SOURCE:
*****
For that reason, engaging with the challenges of making such choices is preferable to the pretence of objective rationality and value neutrality. In this respect, it is crucial that normativity is embraced alongside reflexivity. The former enables an honest account of the rationales behind taking a particular approach in ecocide jurisprudence and the latter — a continuous (re)assessment of the consequences of that approach. Without embracing reflexivity, ecocide jurisprudence would risk institutionalizing ineffective practices. Without embracing normativity, it would be difficult to trace back the source of ineffectiveness and pursue meaningful reforms.

The 2021 IEP’s definition of ecocide was born out of the admirable aspiration to offer greater protection to the environment, while building on familiar IEL principles, such as sustainable development. However, this approach might result in the uncritical integration of concepts and practices with an ambiguous performance record. Instead of reforming the definition of ecocide and the role of IEL principles in it, this article took an alternative approach and proposed a discussion of the challenges that ecocide prosecutions will face in the Anthropocene and the tools ICC judges would need to be equipped with to face those challenges, namely, embracing reflexivity and normativity in legal practice.
*****
SUPPLIED INFORMATION:
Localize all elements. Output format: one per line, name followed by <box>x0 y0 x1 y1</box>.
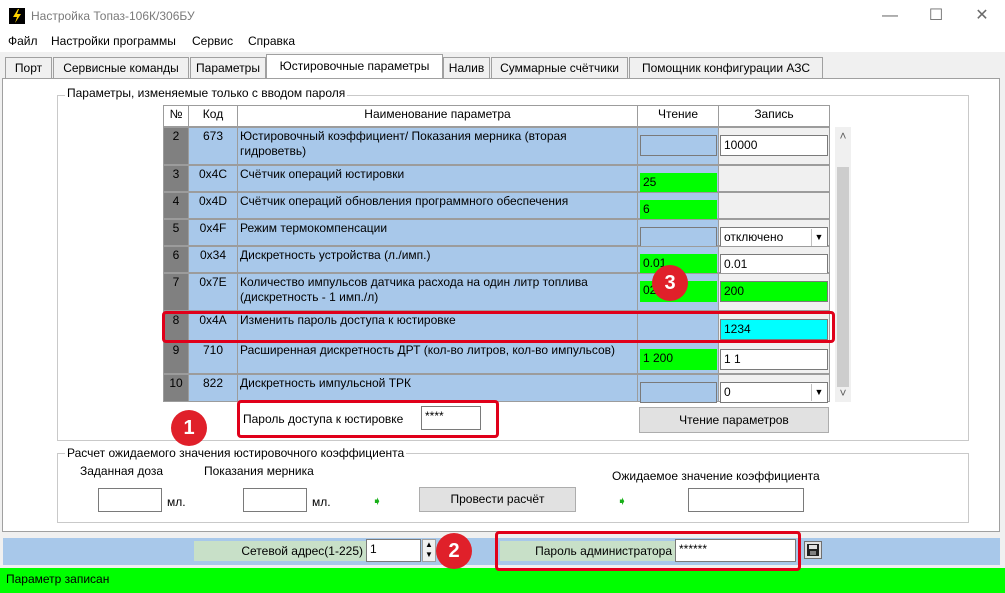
*****
PROBLEMS:
1. According to the ecocide passage, what does normativity enable?
2. Please say whether each statement agrees with the ecocide passage, answering yes or no and quoting the deciding words: (a) The 2021 IEP definition of ecocide builds on sustainable development. (b) The article proposes reforming the definition of ecocide. (c) Without reflexivity, ecocide jurisprudence would risk institutionalizing ineffective practices.
The listing isn't needed for anything here.

ANSWERS FOR THIS EXERCISE:
1. It enables an honest account of the rationales behind taking a particular approach in ecocide jurisprudence.

2.
(a) Yes: "while building on familiar IEL principles, such as sustainable development"
(b) No: "Instead of reforming the definition of ecocide and the role of IEL principles in it, this article took an alternative approach"
(c) Yes: "Without embracing reflexivity, ecocide jurisprudence would risk institutionalizing ineffective practices."